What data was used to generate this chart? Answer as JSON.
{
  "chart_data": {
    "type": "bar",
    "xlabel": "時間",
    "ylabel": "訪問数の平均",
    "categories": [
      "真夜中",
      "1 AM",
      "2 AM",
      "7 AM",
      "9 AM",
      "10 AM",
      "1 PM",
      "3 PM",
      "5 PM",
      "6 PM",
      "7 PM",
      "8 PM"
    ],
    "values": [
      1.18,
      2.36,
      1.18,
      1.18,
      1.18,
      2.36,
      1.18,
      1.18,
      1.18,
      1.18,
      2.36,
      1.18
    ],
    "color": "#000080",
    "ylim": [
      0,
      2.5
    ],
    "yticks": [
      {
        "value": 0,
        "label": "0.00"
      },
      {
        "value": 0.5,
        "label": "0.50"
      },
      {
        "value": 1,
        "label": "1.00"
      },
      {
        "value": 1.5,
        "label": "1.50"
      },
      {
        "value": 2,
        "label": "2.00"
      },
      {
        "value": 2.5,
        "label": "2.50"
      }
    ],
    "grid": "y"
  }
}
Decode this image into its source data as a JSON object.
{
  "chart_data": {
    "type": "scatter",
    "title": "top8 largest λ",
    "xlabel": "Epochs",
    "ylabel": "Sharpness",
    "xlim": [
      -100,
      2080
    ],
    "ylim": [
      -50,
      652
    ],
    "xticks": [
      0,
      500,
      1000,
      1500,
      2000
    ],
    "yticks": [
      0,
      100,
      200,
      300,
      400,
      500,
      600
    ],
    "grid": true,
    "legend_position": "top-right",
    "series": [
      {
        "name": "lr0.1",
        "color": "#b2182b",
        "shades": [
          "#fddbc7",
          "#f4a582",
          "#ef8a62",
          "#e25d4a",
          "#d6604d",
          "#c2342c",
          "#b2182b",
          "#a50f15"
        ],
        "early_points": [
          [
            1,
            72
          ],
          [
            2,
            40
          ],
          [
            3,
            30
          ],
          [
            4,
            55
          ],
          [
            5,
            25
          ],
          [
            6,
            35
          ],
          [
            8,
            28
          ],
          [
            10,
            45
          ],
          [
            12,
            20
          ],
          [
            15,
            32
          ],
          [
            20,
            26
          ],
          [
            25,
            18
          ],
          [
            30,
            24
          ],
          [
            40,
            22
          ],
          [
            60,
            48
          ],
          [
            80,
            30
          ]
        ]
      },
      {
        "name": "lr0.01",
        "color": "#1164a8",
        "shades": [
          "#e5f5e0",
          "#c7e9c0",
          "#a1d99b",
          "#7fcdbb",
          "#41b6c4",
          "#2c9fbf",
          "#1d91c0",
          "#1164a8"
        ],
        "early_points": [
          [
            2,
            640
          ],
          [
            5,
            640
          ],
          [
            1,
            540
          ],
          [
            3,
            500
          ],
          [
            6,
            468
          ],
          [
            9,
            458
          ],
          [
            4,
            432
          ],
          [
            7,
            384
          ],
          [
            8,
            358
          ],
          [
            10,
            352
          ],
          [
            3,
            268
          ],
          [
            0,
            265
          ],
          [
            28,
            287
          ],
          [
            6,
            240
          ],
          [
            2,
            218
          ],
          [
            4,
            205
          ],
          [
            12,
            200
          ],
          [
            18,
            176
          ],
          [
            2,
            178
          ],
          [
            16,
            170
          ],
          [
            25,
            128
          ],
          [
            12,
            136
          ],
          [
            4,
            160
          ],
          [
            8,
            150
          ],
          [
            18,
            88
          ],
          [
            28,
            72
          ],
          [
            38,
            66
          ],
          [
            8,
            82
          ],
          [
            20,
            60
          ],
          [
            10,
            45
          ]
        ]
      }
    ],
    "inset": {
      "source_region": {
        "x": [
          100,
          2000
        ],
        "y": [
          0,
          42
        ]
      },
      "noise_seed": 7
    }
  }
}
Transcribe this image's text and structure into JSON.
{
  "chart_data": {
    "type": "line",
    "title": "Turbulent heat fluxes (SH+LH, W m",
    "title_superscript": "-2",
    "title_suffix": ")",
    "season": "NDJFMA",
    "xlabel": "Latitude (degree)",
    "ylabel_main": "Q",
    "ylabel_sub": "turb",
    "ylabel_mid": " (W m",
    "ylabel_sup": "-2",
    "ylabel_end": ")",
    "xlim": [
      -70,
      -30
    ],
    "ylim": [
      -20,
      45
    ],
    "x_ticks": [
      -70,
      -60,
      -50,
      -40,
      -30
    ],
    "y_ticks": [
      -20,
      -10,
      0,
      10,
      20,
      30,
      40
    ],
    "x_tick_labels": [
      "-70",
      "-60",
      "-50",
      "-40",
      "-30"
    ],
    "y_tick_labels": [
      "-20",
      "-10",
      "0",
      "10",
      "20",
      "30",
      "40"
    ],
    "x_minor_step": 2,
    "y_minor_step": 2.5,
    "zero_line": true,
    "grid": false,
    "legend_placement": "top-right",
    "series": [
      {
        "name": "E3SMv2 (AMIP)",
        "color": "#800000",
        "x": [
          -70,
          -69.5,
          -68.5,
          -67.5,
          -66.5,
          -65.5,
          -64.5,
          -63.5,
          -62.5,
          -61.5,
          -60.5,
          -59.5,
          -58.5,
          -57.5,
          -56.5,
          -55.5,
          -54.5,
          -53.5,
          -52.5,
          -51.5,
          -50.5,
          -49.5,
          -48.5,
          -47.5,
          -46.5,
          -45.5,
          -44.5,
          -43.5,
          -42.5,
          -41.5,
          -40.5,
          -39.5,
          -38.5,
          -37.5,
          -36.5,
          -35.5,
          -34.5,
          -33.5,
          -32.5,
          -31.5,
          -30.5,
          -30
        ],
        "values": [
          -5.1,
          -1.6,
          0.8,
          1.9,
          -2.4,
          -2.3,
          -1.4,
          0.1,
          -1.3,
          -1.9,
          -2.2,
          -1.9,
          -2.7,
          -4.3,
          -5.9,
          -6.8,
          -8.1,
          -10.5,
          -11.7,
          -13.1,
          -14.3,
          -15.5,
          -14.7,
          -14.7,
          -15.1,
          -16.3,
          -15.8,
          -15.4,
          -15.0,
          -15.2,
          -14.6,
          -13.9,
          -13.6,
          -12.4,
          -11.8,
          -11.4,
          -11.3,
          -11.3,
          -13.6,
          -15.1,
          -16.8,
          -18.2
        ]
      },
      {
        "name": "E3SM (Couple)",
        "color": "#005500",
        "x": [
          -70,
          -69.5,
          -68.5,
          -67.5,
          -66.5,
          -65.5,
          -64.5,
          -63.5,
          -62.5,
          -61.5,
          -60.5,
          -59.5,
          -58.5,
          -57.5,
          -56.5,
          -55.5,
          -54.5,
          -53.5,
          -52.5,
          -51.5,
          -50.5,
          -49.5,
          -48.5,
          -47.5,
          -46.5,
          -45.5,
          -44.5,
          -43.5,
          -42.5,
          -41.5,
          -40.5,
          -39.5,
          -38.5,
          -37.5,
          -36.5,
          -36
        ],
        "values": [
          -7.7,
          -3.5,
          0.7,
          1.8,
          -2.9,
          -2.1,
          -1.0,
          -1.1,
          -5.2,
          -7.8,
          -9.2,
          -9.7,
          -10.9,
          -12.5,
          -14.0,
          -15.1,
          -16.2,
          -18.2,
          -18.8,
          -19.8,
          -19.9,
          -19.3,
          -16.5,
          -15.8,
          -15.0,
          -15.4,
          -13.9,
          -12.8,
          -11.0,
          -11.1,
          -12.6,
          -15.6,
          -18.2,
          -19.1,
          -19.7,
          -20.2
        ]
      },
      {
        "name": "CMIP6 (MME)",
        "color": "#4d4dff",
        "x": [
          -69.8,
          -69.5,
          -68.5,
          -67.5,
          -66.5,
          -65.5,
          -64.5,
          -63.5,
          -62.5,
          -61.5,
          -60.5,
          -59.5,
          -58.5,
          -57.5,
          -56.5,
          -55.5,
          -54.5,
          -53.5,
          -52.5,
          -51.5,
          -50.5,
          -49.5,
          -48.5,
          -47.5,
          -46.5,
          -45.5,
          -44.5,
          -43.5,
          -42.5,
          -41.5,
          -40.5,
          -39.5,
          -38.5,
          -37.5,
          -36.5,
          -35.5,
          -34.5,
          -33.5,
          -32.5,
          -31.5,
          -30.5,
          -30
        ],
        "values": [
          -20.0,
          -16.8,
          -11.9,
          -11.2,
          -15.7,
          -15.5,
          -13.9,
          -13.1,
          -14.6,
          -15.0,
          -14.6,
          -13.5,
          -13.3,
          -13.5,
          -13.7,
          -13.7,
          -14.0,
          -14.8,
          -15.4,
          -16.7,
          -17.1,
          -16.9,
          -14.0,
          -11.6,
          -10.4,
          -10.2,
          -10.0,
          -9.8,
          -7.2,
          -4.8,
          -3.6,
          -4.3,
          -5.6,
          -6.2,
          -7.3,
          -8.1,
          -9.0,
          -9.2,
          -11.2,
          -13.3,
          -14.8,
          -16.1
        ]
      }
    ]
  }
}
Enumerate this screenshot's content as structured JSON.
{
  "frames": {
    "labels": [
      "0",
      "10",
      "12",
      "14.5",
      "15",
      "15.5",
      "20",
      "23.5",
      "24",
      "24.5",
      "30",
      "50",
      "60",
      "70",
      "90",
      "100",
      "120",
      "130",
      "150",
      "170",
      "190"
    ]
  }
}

- _YOUR OBJECTIVE_
Quote only the lines from the one containing "Enumerate this screenshot's" through the final line of the records, with both ends included.

- _THE ANSWER_
Enumerate this screenshot's content as structured JSON.
{
  "frames": {
    "labels": [
      "0",
      "10",
      "12",
      "14.5",
      "15",
      "15.5",
      "20",
      "23.5",
      "24",
      "24.5",
      "30",
      "50",
      "60",
      "70",
      "90",
      "100",
      "120",
      "130",
      "150",
      "170",
      "190"
    ]
  }
}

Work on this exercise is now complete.